Job: Return each line of the listing that contains the string "методы".

Records to use:
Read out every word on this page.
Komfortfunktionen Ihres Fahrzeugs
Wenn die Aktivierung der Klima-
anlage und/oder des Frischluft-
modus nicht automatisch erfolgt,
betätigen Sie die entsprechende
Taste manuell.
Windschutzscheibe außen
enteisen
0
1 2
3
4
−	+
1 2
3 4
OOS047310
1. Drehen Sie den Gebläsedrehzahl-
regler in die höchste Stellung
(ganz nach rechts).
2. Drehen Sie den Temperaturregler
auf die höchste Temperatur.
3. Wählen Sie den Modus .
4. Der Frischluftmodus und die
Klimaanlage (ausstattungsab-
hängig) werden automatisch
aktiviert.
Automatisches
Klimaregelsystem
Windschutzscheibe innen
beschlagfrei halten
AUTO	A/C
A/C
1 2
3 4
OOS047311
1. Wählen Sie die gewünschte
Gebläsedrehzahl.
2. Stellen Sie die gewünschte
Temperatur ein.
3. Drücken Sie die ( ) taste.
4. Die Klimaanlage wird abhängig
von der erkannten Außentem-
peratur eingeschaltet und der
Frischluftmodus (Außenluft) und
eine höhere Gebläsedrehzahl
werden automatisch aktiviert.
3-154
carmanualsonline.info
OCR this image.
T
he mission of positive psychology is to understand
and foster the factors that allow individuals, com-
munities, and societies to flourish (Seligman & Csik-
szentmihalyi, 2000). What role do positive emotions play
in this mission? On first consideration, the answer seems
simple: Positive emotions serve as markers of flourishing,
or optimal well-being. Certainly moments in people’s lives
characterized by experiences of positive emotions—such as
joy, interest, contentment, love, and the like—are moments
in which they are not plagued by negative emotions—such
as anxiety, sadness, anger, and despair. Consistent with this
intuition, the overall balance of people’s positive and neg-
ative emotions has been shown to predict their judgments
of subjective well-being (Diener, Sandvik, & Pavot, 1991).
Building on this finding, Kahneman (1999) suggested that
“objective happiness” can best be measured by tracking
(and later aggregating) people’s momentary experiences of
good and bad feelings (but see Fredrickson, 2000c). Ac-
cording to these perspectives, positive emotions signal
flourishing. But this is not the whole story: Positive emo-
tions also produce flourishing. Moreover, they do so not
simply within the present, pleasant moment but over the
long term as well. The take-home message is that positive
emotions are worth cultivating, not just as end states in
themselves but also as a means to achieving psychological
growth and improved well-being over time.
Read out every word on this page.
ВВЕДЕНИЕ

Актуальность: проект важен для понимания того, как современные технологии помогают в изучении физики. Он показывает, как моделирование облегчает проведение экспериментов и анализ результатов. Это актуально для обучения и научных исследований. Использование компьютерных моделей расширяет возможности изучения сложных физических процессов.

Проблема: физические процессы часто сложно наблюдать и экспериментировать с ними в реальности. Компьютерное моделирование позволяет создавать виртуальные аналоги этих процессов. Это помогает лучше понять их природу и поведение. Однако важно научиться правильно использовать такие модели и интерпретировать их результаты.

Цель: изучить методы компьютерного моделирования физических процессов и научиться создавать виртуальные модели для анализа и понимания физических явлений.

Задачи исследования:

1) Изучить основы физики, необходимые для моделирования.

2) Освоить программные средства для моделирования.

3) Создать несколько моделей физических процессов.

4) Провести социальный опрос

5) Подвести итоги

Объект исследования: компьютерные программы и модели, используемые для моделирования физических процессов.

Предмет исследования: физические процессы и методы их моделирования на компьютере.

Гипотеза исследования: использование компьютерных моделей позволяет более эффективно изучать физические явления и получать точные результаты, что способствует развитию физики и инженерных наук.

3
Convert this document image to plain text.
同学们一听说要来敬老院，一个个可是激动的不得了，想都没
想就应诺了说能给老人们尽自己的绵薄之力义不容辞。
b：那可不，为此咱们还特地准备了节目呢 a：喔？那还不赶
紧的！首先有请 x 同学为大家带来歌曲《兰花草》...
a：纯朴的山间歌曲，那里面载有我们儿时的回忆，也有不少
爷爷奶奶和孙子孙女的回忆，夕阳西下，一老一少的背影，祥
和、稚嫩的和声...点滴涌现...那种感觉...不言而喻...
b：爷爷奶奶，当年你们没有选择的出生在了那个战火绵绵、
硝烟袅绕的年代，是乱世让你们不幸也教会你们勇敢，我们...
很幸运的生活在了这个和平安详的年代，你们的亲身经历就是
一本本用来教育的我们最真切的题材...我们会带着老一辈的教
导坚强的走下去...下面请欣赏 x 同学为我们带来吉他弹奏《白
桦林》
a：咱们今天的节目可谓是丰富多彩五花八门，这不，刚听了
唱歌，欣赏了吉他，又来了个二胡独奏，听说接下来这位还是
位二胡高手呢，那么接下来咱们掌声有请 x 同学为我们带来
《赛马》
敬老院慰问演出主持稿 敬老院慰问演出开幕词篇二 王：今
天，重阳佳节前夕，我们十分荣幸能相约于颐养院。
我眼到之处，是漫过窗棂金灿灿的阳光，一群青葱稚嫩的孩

Result for this task:
Цель: изучить методы компьютерного моделирования физических процессов и научиться создавать виртуальные модели для анализа и понимания физических явлений.
Предмет исследования: физические процессы и методы их моделирования на компьютере.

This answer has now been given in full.